Collected data:
######

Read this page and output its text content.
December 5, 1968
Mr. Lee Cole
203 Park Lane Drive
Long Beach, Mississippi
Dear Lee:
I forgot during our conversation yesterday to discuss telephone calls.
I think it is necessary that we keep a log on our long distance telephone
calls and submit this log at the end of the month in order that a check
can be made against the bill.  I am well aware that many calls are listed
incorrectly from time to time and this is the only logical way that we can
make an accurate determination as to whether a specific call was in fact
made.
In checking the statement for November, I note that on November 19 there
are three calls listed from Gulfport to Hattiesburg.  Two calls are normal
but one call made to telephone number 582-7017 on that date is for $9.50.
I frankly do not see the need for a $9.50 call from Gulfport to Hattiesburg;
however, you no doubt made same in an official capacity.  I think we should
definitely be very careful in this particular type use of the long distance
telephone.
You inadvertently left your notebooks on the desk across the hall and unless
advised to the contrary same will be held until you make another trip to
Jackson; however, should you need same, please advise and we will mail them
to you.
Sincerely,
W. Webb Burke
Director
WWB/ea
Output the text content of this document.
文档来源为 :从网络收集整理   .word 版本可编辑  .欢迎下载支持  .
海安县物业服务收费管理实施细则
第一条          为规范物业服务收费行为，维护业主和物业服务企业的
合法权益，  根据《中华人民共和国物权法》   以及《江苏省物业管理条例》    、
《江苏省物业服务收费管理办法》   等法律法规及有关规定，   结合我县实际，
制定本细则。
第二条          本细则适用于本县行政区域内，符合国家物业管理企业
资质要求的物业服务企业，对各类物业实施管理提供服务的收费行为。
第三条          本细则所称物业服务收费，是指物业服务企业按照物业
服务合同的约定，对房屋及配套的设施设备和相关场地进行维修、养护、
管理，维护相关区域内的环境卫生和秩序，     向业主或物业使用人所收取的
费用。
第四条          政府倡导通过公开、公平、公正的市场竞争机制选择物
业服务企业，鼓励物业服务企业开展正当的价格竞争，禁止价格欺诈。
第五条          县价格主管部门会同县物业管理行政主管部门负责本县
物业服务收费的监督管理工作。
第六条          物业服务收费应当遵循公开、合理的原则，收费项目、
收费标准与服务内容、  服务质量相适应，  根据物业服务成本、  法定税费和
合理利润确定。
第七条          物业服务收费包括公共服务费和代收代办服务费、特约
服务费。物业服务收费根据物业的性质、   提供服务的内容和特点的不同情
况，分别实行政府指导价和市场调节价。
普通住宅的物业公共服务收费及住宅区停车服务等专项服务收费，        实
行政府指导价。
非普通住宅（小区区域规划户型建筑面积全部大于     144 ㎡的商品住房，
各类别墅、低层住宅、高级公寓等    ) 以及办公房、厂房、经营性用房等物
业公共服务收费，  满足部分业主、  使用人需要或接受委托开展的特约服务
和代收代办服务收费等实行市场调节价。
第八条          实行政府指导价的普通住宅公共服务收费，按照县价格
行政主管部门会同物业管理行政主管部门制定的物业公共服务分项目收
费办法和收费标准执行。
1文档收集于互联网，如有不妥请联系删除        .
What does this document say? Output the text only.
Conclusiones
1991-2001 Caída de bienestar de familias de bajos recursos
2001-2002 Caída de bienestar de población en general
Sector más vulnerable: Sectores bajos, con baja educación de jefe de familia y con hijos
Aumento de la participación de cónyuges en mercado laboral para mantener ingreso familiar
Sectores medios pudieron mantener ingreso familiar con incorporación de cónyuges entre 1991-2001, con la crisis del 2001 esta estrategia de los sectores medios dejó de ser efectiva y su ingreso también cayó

######

▶ _EXERCISE OBJECTIVE_
Copy all lines from the listing that contain "only".

▶ _SOLVED EXERCISE_
incorrectly from time to time and this is the only logical way that we can
What does this document say? Output the text only.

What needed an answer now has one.